[Dataset listings of figures]
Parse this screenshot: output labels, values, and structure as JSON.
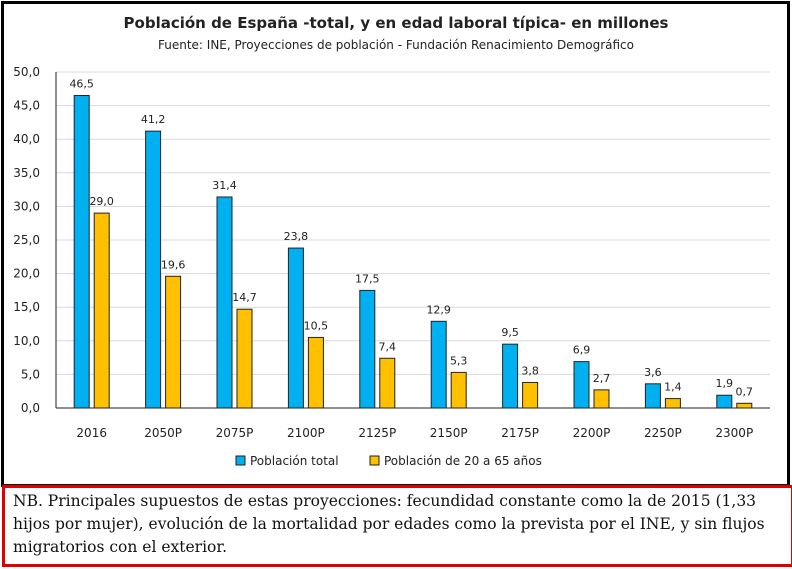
{
  "chart_data": {
    "type": "bar",
    "title": "Población de España -total, y en edad laboral típica- en millones",
    "subtitle": "Fuente: INE, Proyecciones de población - Fundación Renacimiento Demográfico",
    "categories": [
      "2016",
      "2050P",
      "2075P",
      "2100P",
      "2125P",
      "2150P",
      "2175P",
      "2200P",
      "2250P",
      "2300P"
    ],
    "series": [
      {
        "name": "Población total",
        "color": "#00b0f0",
        "values": [
          46.5,
          41.2,
          31.4,
          23.8,
          17.5,
          12.9,
          9.5,
          6.9,
          3.6,
          1.9
        ],
        "labels": [
          "46,5",
          "41,2",
          "31,4",
          "23,8",
          "17,5",
          "12,9",
          "9,5",
          "6,9",
          "3,6",
          "1,9"
        ]
      },
      {
        "name": "Población de 20 a 65 años",
        "color": "#ffc000",
        "values": [
          29.0,
          19.6,
          14.7,
          10.5,
          7.4,
          5.3,
          3.8,
          2.7,
          1.4,
          0.7
        ],
        "labels": [
          "29,0",
          "19,6",
          "14,7",
          "10,5",
          "7,4",
          "5,3",
          "3,8",
          "2,7",
          "1,4",
          "0,7"
        ]
      }
    ],
    "ylim": [
      0,
      50
    ],
    "yticks": [
      "0,0",
      "5,0",
      "10,0",
      "15,0",
      "20,0",
      "25,0",
      "30,0",
      "35,0",
      "40,0",
      "45,0",
      "50,0"
    ],
    "grid": true,
    "legend": "bottom"
  },
  "note": "NB. Principales supuestos de estas proyecciones: fecundidad constante como la de 2015 (1,33 hijos por mujer), evolución de la mortalidad por edades como la prevista por el INE, y sin flujos migratorios con el exterior."
}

- [What you will do]:
Every entry must be written out exactly, with all pictures left out.

- [Reply to the task]:
Parse this screenshot: output labels, values, and structure as JSON.
{
  "chart_data": {
    "type": "bar",
    "title": "Población de España -total, y en edad laboral típica- en millones",
    "subtitle": "Fuente: INE, Proyecciones de población - Fundación Renacimiento Demográfico",
    "categories": [
      "2016",
      "2050P",
      "2075P",
      "2100P",
      "2125P",
      "2150P",
      "2175P",
      "2200P",
      "2250P",
      "2300P"
    ],
    "series": [
      {
        "name": "Población total",
        "color": "#00b0f0",
        "values": [
          46.5,
          41.2,
          31.4,
          23.8,
          17.5,
          12.9,
          9.5,
          6.9,
          3.6,
          1.9
        ],
        "labels": [
          "46,5",
          "41,2",
          "31,4",
          "23,8",
          "17,5",
          "12,9",
          "9,5",
          "6,9",
          "3,6",
          "1,9"
        ]
      },
      {
        "name": "Población de 20 a 65 años",
        "color": "#ffc000",
        "values": [
          29.0,
          19.6,
          14.7,
          10.5,
          7.4,
          5.3,
          3.8,
          2.7,
          1.4,
          0.7
        ],
        "labels": [
          "29,0",
          "19,6",
          "14,7",
          "10,5",
          "7,4",
          "5,3",
          "3,8",
          "2,7",
          "1,4",
          "0,7"
        ]
      }
    ],
    "ylim": [
      0,
      50
    ],
    "yticks": [
      "0,0",
      "5,0",
      "10,0",
      "15,0",
      "20,0",
      "25,0",
      "30,0",
      "35,0",
      "40,0",
      "45,0",
      "50,0"
    ],
    "grid": true,
    "legend": "bottom"
  },
  "note": "NB. Principales supuestos de estas proyecciones: fecundidad constante como la de 2015 (1,33 hijos por mujer), evolución de la mortalidad por edades como la prevista por el INE, y sin flujos migratorios con el exterior."
}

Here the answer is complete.